▶ INPUT DATA

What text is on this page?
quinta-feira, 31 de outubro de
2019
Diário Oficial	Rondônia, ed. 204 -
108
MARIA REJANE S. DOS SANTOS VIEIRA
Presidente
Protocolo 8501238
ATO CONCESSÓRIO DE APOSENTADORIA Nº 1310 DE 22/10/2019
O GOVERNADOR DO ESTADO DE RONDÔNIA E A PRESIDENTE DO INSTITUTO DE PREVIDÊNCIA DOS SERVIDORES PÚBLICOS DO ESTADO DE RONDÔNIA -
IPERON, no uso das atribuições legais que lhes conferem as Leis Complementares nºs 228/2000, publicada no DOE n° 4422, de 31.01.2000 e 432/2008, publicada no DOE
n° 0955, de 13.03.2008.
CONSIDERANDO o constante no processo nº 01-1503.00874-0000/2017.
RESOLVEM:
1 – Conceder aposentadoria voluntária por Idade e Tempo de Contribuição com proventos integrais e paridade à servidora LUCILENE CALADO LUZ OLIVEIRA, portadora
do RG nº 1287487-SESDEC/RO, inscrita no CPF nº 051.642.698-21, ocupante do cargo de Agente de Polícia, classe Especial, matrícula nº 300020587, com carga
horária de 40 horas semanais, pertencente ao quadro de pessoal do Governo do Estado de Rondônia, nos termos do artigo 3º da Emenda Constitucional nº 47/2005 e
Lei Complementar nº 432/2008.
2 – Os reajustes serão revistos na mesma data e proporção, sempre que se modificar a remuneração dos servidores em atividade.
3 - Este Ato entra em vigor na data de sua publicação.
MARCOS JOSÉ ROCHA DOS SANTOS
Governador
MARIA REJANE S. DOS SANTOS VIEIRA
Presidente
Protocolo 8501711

▶ EXERCISE PROMPT
Make a verbatim copy of every entry shown above.

▶ RESPONSE TO THE EXERCISE
What text is on this page?
quinta-feira, 31 de outubro de
2019
Diário Oficial	Rondônia, ed. 204 -
108
MARIA REJANE S. DOS SANTOS VIEIRA
Presidente
Protocolo 8501238
ATO CONCESSÓRIO DE APOSENTADORIA Nº 1310 DE 22/10/2019
O GOVERNADOR DO ESTADO DE RONDÔNIA E A PRESIDENTE DO INSTITUTO DE PREVIDÊNCIA DOS SERVIDORES PÚBLICOS DO ESTADO DE RONDÔNIA -
IPERON, no uso das atribuições legais que lhes conferem as Leis Complementares nºs 228/2000, publicada no DOE n° 4422, de 31.01.2000 e 432/2008, publicada no DOE
n° 0955, de 13.03.2008.
CONSIDERANDO o constante no processo nº 01-1503.00874-0000/2017.
RESOLVEM:
1 – Conceder aposentadoria voluntária por Idade e Tempo de Contribuição com proventos integrais e paridade à servidora LUCILENE CALADO LUZ OLIVEIRA, portadora
do RG nº 1287487-SESDEC/RO, inscrita no CPF nº 051.642.698-21, ocupante do cargo de Agente de Polícia, classe Especial, matrícula nº 300020587, com carga
horária de 40 horas semanais, pertencente ao quadro de pessoal do Governo do Estado de Rondônia, nos termos do artigo 3º da Emenda Constitucional nº 47/2005 e
Lei Complementar nº 432/2008.
2 – Os reajustes serão revistos na mesma data e proporção, sempre que se modificar a remuneração dos servidores em atividade.
3 - Este Ato entra em vigor na data de sua publicação.
MARCOS JOSÉ ROCHA DOS SANTOS
Governador
MARIA REJANE S. DOS SANTOS VIEIRA
Presidente
Protocolo 8501711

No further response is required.